▶ **EXERCISE BRIEF**: Which lines in the material below contain the word "screenshot"? Copy each of them.

▶ **RECORD EXTRACTS**:
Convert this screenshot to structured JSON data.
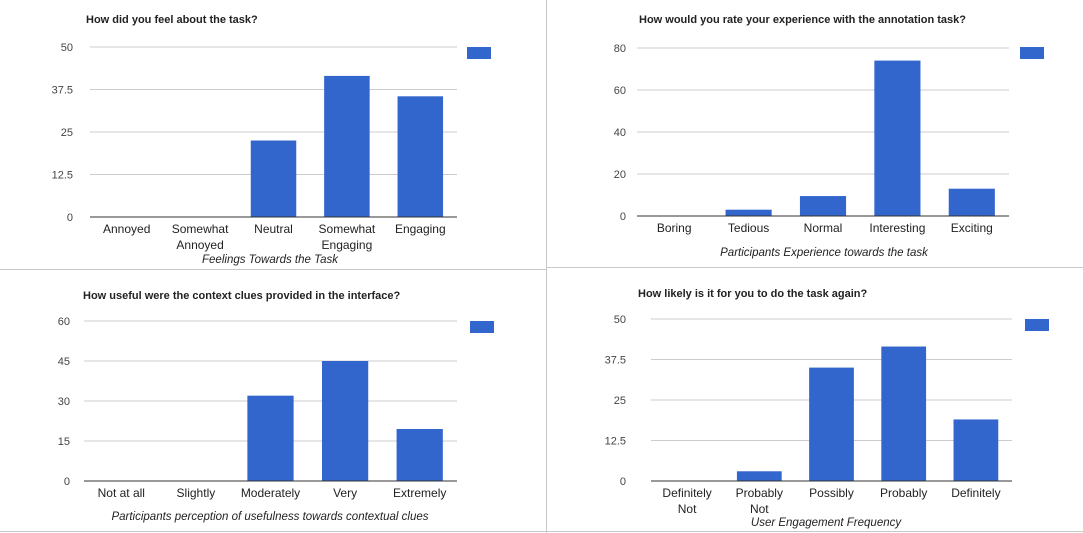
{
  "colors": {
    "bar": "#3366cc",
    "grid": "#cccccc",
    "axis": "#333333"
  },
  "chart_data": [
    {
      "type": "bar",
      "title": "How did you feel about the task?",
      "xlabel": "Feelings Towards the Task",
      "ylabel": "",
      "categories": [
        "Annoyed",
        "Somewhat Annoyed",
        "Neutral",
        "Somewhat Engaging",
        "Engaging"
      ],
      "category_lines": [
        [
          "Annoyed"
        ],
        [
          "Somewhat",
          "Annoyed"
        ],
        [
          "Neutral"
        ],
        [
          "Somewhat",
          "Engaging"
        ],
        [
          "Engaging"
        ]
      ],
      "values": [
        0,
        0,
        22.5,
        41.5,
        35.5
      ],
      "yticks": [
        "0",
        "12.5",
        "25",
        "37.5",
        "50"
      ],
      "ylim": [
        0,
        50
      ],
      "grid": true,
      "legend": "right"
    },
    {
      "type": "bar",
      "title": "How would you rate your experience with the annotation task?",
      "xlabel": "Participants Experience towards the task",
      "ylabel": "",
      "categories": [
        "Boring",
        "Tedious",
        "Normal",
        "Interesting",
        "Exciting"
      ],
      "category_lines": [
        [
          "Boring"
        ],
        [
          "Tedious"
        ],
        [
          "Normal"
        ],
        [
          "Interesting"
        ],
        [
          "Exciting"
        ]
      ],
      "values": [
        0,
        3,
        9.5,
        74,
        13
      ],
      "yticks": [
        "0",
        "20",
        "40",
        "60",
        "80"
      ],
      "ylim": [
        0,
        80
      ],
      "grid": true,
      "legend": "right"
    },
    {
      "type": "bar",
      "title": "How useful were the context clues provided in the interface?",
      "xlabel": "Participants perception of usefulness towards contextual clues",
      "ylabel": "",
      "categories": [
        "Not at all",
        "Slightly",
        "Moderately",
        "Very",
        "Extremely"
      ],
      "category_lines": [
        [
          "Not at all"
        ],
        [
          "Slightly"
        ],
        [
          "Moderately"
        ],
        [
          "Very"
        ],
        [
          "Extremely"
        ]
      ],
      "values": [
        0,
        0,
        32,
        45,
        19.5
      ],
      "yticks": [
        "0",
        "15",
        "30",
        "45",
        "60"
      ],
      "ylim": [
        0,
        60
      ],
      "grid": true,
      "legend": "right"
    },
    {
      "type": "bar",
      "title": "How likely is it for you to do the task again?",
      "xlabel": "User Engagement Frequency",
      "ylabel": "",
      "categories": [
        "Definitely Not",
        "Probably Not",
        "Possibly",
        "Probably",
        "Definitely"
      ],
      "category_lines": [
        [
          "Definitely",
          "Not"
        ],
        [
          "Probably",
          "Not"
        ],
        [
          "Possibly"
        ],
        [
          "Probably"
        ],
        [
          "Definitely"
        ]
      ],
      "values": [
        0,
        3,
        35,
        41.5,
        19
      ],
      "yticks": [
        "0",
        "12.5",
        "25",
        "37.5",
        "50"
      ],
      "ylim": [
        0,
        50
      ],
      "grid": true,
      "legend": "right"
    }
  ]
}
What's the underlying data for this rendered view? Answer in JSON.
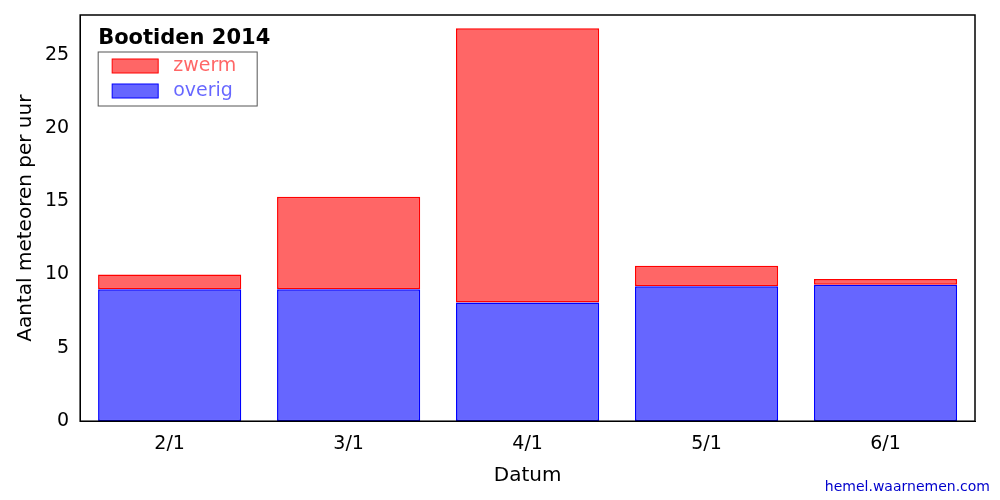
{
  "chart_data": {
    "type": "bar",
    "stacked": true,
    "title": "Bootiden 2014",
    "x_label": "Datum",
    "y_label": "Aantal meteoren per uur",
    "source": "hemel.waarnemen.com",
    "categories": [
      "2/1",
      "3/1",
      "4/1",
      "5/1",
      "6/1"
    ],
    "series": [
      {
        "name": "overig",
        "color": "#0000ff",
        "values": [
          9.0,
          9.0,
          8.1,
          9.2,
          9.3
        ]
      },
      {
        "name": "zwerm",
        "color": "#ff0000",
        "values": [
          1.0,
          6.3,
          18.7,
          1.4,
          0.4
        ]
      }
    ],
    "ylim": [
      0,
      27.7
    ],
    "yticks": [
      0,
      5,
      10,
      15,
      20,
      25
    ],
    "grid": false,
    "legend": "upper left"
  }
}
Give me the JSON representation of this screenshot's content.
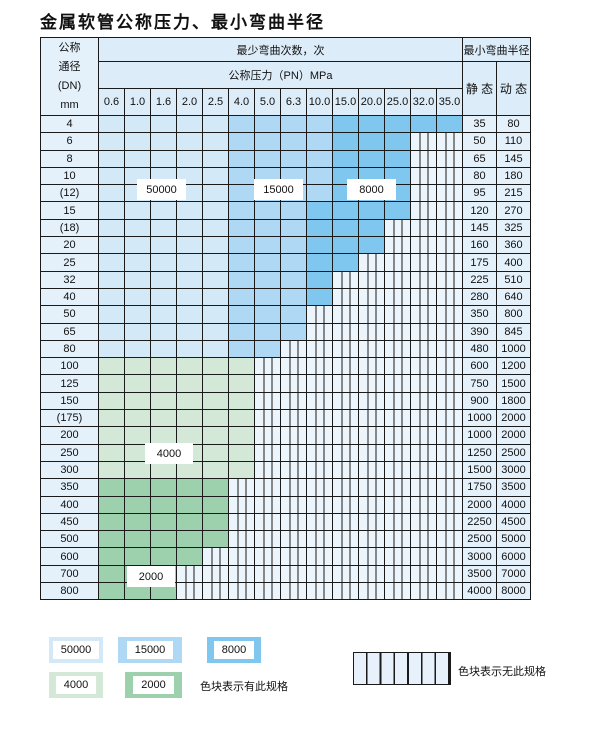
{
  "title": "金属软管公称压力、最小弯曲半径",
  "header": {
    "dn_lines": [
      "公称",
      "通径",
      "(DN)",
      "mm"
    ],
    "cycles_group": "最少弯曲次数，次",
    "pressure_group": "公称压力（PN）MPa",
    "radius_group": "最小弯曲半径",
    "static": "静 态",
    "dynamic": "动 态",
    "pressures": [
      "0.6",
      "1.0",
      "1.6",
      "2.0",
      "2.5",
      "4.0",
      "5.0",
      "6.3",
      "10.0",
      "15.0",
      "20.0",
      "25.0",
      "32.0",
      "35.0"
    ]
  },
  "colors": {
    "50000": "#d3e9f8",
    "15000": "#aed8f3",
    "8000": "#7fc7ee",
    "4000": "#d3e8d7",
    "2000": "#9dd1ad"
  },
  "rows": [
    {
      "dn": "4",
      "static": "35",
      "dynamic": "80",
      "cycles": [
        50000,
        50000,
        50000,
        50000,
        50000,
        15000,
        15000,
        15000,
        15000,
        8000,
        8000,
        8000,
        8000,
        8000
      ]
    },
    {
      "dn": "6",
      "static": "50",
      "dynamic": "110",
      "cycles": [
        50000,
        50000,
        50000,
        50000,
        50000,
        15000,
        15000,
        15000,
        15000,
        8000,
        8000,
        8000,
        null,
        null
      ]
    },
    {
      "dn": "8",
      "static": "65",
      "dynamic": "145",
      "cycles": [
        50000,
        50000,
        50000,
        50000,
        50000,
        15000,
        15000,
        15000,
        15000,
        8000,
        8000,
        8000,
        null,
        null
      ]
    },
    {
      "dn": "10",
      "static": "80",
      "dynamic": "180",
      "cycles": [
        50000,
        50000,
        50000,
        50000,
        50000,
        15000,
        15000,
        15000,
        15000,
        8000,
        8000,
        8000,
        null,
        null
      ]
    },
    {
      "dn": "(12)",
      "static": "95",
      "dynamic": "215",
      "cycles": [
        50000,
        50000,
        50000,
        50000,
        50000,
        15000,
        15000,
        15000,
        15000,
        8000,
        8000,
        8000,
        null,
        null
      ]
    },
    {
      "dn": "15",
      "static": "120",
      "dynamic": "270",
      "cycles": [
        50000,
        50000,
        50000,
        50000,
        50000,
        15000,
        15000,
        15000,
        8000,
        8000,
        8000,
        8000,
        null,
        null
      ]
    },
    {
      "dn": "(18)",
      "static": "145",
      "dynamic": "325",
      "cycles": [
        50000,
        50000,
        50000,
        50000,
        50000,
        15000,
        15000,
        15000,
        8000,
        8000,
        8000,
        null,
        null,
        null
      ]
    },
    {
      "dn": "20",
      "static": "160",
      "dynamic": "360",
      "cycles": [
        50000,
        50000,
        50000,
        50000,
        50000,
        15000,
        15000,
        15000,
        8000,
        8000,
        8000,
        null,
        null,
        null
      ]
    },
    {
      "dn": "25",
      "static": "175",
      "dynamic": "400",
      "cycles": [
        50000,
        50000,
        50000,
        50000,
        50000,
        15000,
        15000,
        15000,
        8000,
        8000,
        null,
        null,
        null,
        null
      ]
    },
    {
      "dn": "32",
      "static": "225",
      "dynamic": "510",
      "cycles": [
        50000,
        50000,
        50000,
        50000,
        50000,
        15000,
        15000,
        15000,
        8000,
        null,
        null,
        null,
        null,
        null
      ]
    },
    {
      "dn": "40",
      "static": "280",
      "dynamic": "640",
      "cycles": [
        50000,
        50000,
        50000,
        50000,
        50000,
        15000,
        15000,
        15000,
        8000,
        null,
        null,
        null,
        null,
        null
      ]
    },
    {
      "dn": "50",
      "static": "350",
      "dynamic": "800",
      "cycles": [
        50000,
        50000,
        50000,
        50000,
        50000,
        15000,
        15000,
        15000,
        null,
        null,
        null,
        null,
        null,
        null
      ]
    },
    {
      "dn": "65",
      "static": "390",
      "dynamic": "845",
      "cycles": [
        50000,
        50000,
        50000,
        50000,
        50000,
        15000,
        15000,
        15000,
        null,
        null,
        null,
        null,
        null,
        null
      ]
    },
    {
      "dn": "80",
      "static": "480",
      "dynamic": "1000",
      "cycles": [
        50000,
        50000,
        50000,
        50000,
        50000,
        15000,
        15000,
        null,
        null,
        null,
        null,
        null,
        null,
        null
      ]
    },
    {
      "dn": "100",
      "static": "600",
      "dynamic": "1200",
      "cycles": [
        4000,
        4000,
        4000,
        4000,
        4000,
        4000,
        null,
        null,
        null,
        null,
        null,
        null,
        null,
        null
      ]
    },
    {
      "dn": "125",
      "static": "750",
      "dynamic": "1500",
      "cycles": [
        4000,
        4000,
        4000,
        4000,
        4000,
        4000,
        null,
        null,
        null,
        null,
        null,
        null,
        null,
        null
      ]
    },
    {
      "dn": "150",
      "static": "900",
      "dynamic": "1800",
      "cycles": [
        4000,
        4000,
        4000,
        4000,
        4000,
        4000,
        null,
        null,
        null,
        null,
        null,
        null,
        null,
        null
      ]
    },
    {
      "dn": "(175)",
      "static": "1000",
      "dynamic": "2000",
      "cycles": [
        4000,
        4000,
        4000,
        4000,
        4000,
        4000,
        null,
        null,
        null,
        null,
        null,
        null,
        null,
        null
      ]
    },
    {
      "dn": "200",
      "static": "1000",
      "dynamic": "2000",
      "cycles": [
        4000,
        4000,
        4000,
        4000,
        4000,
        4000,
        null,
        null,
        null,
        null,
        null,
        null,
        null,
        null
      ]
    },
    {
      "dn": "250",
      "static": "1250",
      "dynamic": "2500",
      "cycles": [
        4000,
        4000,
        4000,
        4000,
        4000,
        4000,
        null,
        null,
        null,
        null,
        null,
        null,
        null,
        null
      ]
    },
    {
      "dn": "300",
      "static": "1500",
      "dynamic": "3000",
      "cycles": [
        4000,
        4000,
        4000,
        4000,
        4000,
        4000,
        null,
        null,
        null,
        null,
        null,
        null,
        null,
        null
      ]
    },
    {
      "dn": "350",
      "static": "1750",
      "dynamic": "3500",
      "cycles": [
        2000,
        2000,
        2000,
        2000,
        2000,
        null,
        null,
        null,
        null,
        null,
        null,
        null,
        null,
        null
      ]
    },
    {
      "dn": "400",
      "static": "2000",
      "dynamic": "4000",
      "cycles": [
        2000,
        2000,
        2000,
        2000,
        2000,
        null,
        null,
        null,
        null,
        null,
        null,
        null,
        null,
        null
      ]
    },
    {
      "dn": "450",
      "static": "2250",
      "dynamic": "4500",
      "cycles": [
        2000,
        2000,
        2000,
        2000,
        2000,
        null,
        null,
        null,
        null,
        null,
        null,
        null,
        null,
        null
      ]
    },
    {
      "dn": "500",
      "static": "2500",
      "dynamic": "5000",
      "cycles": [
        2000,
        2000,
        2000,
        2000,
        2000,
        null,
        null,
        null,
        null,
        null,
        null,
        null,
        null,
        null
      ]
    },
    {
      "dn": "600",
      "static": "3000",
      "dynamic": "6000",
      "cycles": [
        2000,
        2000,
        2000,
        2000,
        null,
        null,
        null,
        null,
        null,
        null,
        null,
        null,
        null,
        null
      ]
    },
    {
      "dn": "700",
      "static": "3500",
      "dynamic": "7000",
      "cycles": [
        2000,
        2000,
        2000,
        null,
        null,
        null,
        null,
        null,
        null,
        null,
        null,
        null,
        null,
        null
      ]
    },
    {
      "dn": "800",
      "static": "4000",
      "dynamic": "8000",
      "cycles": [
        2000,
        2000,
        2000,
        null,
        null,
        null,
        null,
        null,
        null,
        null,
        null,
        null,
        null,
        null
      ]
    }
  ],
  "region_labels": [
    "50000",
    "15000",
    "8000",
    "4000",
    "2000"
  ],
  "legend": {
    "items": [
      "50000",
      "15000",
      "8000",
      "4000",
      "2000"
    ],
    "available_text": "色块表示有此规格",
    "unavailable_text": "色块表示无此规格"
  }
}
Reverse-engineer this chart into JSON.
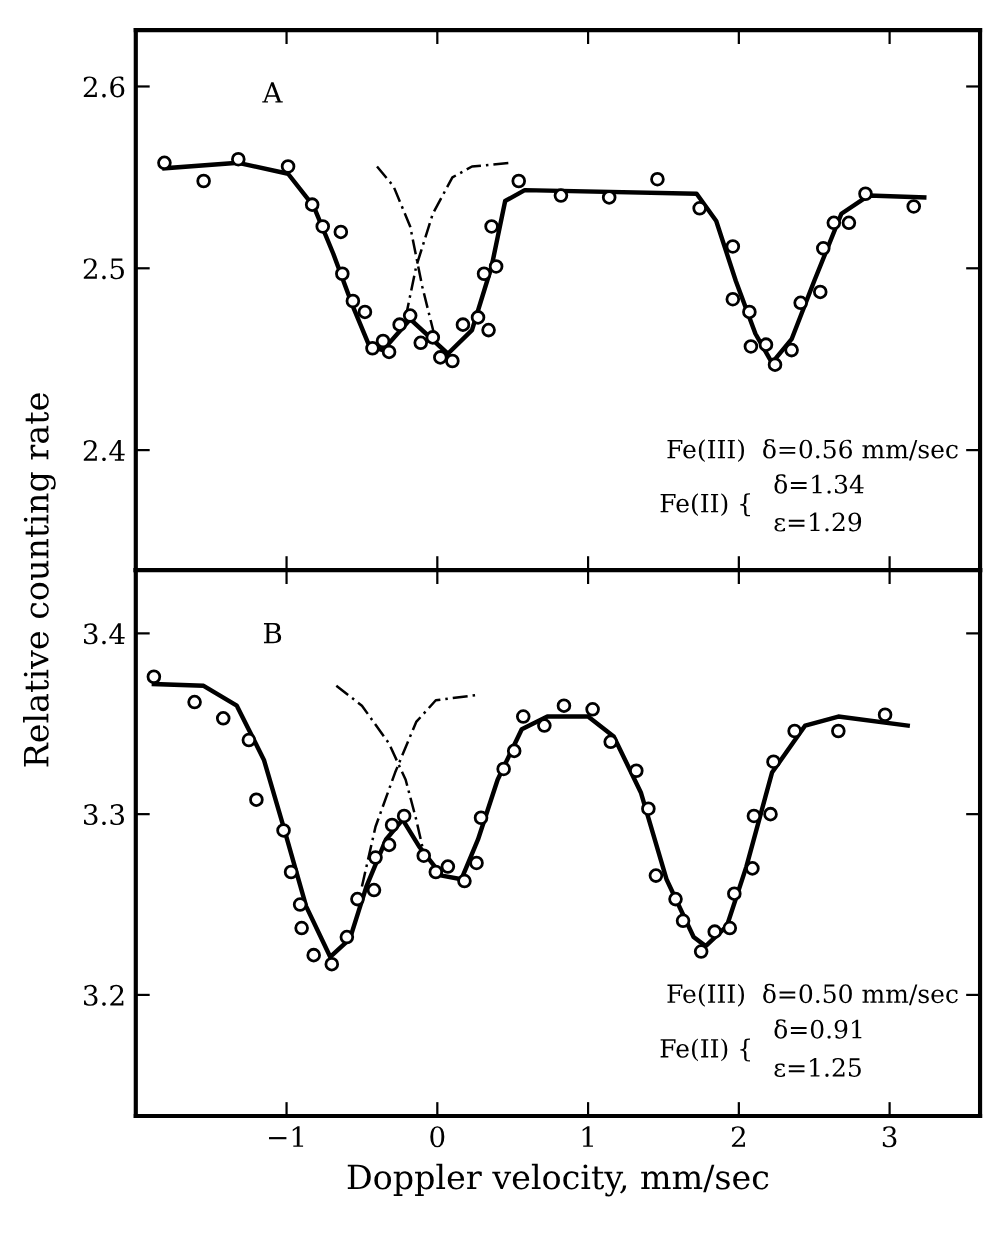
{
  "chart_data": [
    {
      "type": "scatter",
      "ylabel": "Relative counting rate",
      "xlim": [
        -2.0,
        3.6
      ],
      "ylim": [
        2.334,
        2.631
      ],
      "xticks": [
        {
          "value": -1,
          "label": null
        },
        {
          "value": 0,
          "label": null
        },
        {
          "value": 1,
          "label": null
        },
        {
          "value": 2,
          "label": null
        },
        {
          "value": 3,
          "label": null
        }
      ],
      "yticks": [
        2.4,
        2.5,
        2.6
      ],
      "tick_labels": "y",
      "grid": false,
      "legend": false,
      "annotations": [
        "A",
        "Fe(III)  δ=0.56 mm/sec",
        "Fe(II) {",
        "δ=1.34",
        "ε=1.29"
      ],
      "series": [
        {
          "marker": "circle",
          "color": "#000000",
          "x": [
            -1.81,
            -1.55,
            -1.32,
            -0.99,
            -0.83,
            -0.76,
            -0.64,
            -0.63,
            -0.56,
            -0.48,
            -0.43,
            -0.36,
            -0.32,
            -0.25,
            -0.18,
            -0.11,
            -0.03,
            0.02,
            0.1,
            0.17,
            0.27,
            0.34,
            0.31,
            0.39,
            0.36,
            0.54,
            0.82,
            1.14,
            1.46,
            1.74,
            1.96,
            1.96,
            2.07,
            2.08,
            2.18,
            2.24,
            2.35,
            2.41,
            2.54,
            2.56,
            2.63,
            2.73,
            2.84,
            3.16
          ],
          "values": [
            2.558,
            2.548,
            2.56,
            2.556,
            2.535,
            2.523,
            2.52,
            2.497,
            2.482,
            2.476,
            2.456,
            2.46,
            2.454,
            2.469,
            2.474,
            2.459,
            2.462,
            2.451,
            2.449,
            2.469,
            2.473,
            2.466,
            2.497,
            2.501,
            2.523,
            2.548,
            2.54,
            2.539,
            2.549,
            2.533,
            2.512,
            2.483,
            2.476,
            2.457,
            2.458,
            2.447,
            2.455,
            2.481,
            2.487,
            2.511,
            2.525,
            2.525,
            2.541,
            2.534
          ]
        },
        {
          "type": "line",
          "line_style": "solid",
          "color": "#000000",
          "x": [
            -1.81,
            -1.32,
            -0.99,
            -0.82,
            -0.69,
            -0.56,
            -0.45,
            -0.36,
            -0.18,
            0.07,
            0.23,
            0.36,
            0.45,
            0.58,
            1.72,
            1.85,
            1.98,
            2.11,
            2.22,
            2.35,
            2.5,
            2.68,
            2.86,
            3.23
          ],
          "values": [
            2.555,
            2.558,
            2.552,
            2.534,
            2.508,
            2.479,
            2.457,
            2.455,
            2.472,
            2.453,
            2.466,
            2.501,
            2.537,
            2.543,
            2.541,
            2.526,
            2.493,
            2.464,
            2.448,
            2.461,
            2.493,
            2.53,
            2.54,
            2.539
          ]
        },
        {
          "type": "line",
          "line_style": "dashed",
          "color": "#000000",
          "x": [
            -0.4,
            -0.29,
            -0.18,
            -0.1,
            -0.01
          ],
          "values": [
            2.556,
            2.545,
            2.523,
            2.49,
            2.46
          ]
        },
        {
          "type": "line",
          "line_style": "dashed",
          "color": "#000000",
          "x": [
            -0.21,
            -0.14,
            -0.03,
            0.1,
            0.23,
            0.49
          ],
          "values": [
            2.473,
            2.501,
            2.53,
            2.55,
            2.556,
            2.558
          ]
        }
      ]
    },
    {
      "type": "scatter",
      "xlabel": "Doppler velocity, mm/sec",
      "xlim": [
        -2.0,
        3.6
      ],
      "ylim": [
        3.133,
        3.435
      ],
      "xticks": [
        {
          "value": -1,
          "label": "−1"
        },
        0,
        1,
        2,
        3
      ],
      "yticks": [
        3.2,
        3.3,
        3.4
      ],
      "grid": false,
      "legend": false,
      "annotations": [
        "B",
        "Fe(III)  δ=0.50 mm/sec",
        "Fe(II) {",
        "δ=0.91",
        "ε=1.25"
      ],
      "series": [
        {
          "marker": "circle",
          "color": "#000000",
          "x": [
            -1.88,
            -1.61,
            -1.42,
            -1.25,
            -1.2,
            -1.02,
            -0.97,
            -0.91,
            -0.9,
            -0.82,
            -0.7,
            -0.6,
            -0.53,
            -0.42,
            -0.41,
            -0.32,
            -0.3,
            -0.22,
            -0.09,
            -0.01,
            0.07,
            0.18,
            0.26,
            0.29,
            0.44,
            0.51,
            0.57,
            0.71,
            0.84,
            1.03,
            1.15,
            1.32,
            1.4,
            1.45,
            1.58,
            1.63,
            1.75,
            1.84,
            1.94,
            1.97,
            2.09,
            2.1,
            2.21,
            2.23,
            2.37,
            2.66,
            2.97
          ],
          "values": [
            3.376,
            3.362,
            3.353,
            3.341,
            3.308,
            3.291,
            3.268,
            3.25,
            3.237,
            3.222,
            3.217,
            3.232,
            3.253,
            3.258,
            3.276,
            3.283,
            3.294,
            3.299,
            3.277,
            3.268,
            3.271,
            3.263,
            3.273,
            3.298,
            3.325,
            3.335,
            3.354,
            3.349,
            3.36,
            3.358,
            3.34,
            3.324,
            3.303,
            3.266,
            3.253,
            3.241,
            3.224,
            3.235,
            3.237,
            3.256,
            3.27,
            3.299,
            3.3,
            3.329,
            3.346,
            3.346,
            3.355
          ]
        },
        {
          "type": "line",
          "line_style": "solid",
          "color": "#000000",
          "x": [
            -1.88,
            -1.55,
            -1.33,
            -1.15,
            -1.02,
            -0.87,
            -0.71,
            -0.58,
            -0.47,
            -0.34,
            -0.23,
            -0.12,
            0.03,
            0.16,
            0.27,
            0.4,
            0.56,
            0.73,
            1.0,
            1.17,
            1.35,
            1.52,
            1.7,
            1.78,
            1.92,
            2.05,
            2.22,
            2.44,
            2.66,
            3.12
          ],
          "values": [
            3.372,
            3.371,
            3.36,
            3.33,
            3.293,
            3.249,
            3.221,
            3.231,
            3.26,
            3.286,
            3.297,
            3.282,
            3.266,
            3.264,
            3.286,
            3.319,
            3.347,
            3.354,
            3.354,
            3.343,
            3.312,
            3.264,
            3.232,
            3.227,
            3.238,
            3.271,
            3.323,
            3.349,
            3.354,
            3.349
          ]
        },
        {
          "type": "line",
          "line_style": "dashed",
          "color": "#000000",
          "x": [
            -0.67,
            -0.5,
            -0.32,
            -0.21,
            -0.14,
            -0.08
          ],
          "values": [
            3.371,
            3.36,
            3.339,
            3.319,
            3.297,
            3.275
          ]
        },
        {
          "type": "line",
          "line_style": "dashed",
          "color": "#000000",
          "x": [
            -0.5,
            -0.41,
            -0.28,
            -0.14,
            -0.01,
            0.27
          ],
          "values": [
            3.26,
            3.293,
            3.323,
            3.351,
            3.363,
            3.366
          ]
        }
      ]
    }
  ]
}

▶ **COMPLETED EXERCISE**:
Convert this screenshot to structured JSON data.
Give me the JSON representation of this screenshot's content.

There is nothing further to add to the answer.